Exercise task: Whenever a line contains the string "this", copy it out of the entries.

____

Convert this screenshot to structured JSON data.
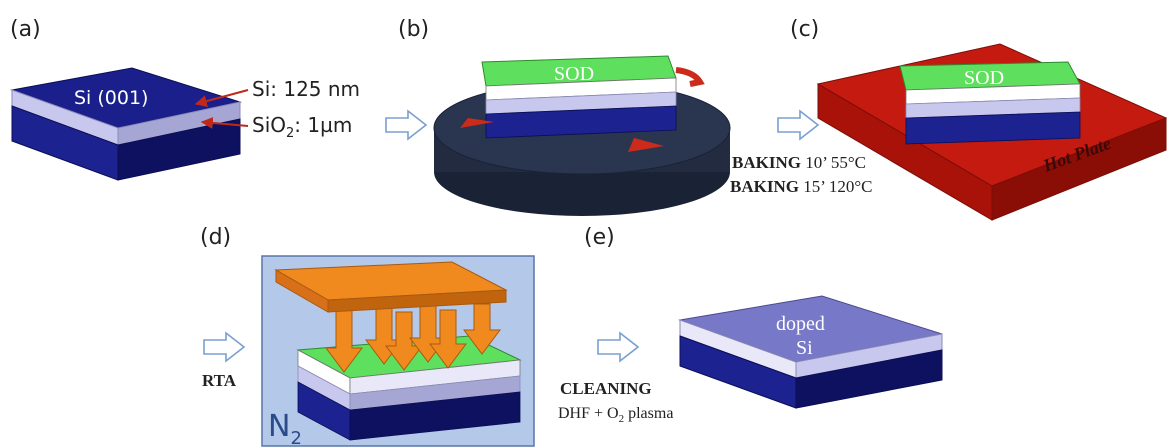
{
  "panels": {
    "a": {
      "label": "(a)",
      "block_label": "Si (001)",
      "si_label": "Si: 125 nm",
      "sio2_prefix": "SiO",
      "sio2_sub": "2",
      "sio2_suffix": ": 1µm"
    },
    "b": {
      "label": "(b)",
      "layer_label": "SOD"
    },
    "c": {
      "label": "(c)",
      "layer_label": "SOD",
      "hotplate_label": "Hot Plate",
      "step1_bold": "BAKING",
      "step1_rest": " 10’ 55°C",
      "step2_bold": "BAKING",
      "step2_rest": " 15’ 120°C"
    },
    "d": {
      "label": "(d)",
      "step_label": "RTA",
      "ambient_main": "N",
      "ambient_sub": "2"
    },
    "e": {
      "label": "(e)",
      "layer_label_line1": "doped",
      "layer_label_line2": "Si",
      "step_label": "CLEANING",
      "step_detail_prefix": "DHF + O",
      "step_detail_sub": "2",
      "step_detail_suffix": " plasma"
    }
  },
  "colors": {
    "si_top": "#1a1f8c",
    "si_front": "#1c2290",
    "si_side": "#0d1160",
    "oxide_front": "#c8c8ee",
    "oxide_side": "#a6a6d4",
    "sod_top": "#5ee05e",
    "sod_front": "#3fc03f",
    "sod_side": "#2c9a2c",
    "spinner": "#2a3550",
    "hotplate": "#cc1a10",
    "lamp": "#f08a1e",
    "chamber": "#b4c8ea",
    "doped_top": "#7878c8",
    "arrow_red": "#cc2a1a"
  }
}
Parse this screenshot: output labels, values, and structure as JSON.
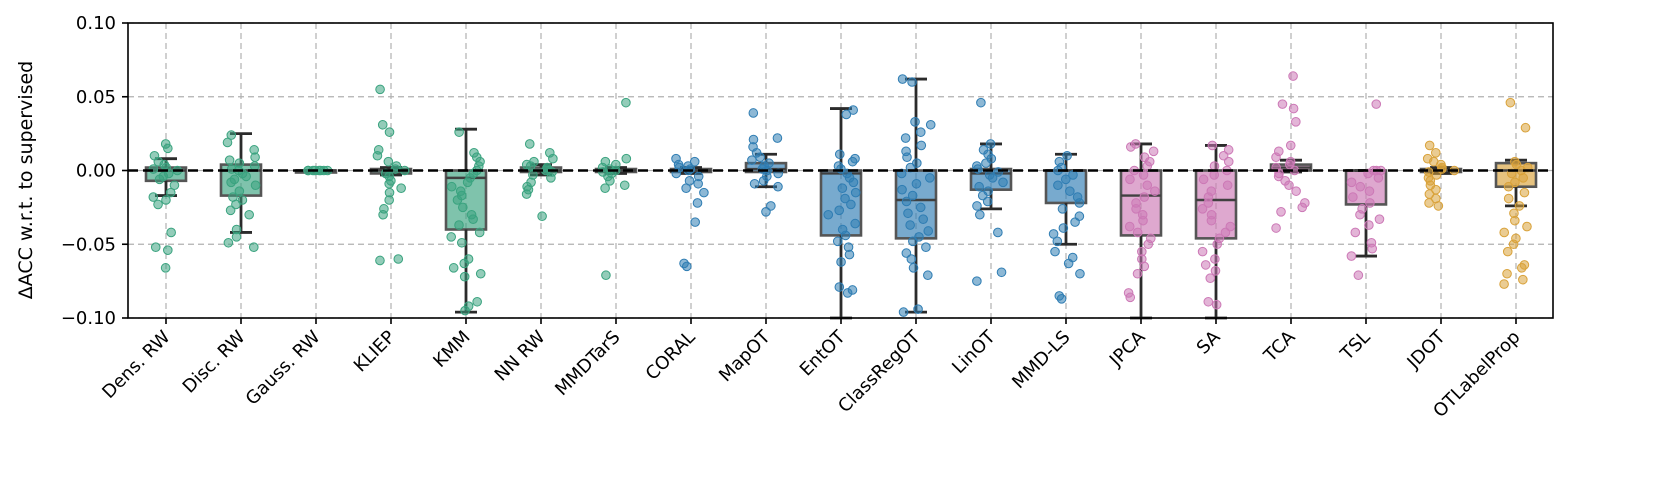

____

Written answer:
Convert this screenshot to structured JSON data.
Parse this screenshot: output labels, values, and structure as JSON.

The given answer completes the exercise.